→ What to do
Check every line below for the string "description", and copy the lines that contain it.
--- start ---
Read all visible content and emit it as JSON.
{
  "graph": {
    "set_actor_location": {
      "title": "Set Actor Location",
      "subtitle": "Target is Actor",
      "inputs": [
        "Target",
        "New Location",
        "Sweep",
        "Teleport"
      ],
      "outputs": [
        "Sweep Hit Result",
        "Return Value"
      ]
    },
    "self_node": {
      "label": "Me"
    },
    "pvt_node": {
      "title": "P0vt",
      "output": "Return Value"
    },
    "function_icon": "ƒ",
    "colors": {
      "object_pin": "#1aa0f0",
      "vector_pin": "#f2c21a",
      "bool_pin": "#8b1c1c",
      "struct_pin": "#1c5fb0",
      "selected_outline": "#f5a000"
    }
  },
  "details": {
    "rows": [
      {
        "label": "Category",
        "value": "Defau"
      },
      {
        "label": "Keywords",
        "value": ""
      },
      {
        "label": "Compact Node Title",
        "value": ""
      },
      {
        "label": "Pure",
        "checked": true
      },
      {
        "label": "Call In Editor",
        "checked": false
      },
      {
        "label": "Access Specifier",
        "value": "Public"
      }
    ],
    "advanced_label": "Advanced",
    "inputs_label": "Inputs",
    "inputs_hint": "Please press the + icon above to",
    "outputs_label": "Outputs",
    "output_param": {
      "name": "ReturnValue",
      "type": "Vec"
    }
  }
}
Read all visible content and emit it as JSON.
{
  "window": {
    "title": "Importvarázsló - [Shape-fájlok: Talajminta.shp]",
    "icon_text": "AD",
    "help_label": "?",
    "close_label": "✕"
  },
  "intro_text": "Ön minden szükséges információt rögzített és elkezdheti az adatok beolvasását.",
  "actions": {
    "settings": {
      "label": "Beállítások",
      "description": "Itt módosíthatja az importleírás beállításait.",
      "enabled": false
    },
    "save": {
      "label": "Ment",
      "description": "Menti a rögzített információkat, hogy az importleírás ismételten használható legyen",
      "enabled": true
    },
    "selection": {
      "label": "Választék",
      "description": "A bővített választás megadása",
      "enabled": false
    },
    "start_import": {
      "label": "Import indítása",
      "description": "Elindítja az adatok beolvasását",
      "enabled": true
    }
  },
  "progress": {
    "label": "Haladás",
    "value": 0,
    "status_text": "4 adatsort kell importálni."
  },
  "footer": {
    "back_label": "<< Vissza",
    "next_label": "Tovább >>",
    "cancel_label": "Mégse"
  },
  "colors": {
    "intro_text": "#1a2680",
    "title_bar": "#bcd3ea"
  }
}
--- end ---
→ Full solution
      "description": "Itt módosíthatja az importleírás beállításait.",
      "description": "Menti a rögzített információkat, hogy az importleírás ismételten használható legyen",
      "description": "A bővített választás megadása",
      "description": "Elindítja az adatok beolvasását",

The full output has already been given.